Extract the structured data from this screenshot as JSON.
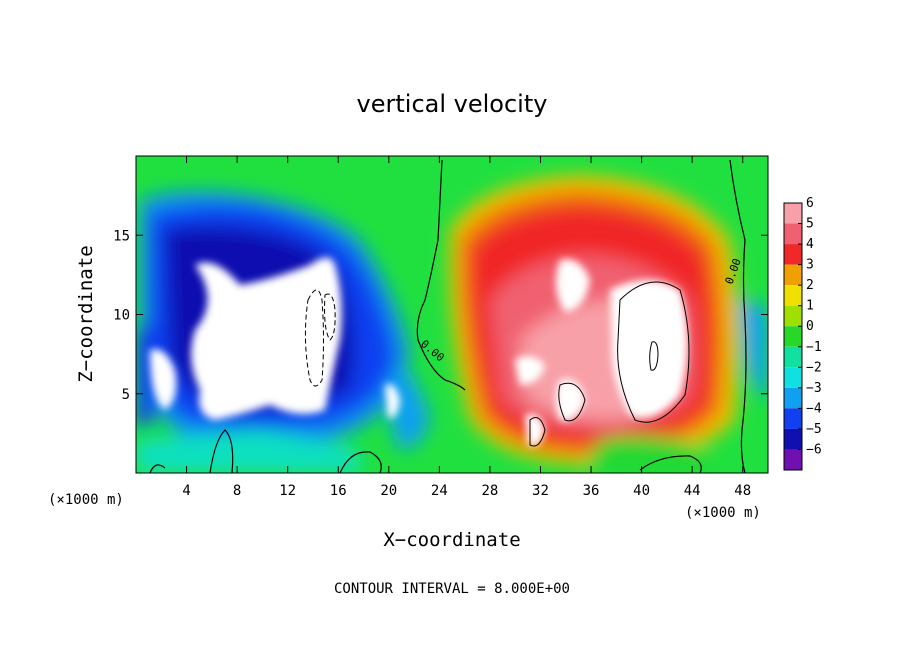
{
  "chart_data": {
    "type": "heatmap",
    "title": "vertical velocity",
    "xlabel": "X−coordinate",
    "ylabel": "Z−coordinate",
    "x_unit_left": "(×1000 m)",
    "x_unit_right": "(×1000 m)",
    "xlim": [
      0,
      50
    ],
    "ylim": [
      0,
      20
    ],
    "x_ticks": [
      4,
      8,
      12,
      16,
      20,
      24,
      28,
      32,
      36,
      40,
      44,
      48
    ],
    "y_ticks": [
      5,
      10,
      15
    ],
    "colorbar": {
      "levels": [
        6,
        5,
        4,
        3,
        2,
        1,
        0,
        -1,
        -2,
        -3,
        -4,
        -5,
        -6
      ],
      "labels": [
        "6",
        "5",
        "4",
        "3",
        "2",
        "1",
        "0",
        "−1",
        "−2",
        "−3",
        "−4",
        "−5",
        "−6"
      ],
      "colors": [
        "#f8a0a8",
        "#f06070",
        "#f02828",
        "#f0a000",
        "#f0e000",
        "#a0e000",
        "#28d828",
        "#10e0a0",
        "#10e0e0",
        "#10a0f0",
        "#1040f0",
        "#1010b0",
        "#7010b0"
      ]
    },
    "contour_labels": [
      "0.00",
      "0.00"
    ],
    "annotation": "CONTOUR INTERVAL = 8.000E+00"
  }
}
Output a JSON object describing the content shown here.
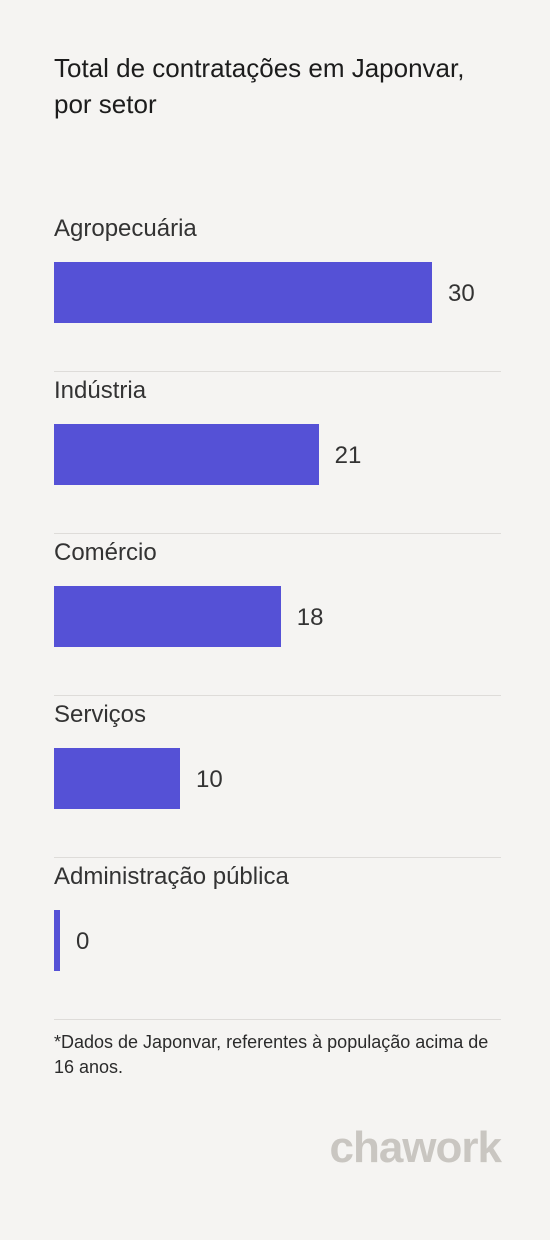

• Set task: Copy the entries above faithfully and omit every image.

• Reply:
Extract the structured data from this screenshot as JSON.
{
  "chart_data": {
    "type": "heatmap",
    "title": "vertical velocity",
    "xlabel": "X−coordinate",
    "ylabel": "Z−coordinate",
    "x_unit_left": "(×1000 m)",
    "x_unit_right": "(×1000 m)",
    "xlim": [
      0,
      50
    ],
    "ylim": [
      0,
      20
    ],
    "x_ticks": [
      4,
      8,
      12,
      16,
      20,
      24,
      28,
      32,
      36,
      40,
      44,
      48
    ],
    "y_ticks": [
      5,
      10,
      15
    ],
    "colorbar": {
      "levels": [
        6,
        5,
        4,
        3,
        2,
        1,
        0,
        -1,
        -2,
        -3,
        -4,
        -5,
        -6
      ],
      "labels": [
        "6",
        "5",
        "4",
        "3",
        "2",
        "1",
        "0",
        "−1",
        "−2",
        "−3",
        "−4",
        "−5",
        "−6"
      ],
      "colors": [
        "#f8a0a8",
        "#f06070",
        "#f02828",
        "#f0a000",
        "#f0e000",
        "#a0e000",
        "#28d828",
        "#10e0a0",
        "#10e0e0",
        "#10a0f0",
        "#1040f0",
        "#1010b0",
        "#7010b0"
      ]
    },
    "contour_labels": [
      "0.00",
      "0.00"
    ],
    "annotation": "CONTOUR INTERVAL = 8.000E+00"
  }
}
Output a JSON object describing the content shown here.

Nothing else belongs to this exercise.